* DESCRIPTION OF THE TASK:
Note each line that includes the word "nhằm". Copy those lines.

— Start RECORD LIST —

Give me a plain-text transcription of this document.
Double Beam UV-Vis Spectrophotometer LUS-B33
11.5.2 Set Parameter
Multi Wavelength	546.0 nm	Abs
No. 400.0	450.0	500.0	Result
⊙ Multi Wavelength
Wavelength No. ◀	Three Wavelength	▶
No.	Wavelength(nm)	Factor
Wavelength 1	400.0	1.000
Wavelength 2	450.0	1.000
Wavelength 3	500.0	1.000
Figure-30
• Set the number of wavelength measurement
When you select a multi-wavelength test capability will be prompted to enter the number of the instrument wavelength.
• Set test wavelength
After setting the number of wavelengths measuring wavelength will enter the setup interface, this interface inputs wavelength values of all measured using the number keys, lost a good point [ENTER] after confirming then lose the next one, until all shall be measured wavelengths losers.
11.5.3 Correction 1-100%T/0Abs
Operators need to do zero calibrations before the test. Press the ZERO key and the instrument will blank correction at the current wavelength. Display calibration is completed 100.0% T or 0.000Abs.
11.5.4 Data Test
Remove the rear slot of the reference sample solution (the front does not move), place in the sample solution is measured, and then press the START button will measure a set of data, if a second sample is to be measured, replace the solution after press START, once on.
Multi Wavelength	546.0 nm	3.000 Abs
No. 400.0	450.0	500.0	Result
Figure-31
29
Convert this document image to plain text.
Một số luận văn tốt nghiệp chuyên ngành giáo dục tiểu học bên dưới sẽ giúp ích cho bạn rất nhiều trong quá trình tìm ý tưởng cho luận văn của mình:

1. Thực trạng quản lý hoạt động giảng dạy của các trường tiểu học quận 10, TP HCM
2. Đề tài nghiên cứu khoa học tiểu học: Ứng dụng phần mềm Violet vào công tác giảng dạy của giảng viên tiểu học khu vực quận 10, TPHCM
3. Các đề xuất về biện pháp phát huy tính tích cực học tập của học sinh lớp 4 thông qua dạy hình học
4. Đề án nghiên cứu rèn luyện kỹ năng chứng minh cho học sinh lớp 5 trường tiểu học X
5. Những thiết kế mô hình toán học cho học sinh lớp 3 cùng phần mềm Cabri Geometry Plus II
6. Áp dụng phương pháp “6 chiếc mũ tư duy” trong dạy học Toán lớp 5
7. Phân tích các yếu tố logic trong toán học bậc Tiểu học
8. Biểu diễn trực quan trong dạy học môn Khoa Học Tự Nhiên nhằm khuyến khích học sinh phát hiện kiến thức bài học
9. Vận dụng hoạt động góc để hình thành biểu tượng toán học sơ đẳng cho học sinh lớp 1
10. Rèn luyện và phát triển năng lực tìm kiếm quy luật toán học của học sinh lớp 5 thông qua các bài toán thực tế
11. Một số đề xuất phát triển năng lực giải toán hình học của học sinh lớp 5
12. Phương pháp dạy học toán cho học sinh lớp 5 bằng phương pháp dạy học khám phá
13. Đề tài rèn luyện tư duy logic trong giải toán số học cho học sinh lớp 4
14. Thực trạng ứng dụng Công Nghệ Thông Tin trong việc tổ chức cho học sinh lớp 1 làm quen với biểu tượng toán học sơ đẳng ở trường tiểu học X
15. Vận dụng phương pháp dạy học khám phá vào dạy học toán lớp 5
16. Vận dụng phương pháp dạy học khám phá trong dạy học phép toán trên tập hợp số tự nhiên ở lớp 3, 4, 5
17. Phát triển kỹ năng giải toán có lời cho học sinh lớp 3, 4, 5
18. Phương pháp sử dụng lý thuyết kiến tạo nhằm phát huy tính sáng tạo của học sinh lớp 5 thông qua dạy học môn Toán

— End RECORD LIST —

* WRITTEN RESPONSE:
8. Biểu diễn trực quan trong dạy học môn Khoa Học Tự Nhiên nhằm khuyến khích học sinh phát hiện kiến thức bài học
18. Phương pháp sử dụng lý thuyết kiến tạo nhằm phát huy tính sáng tạo của học sinh lớp 5 thông qua dạy học môn Toán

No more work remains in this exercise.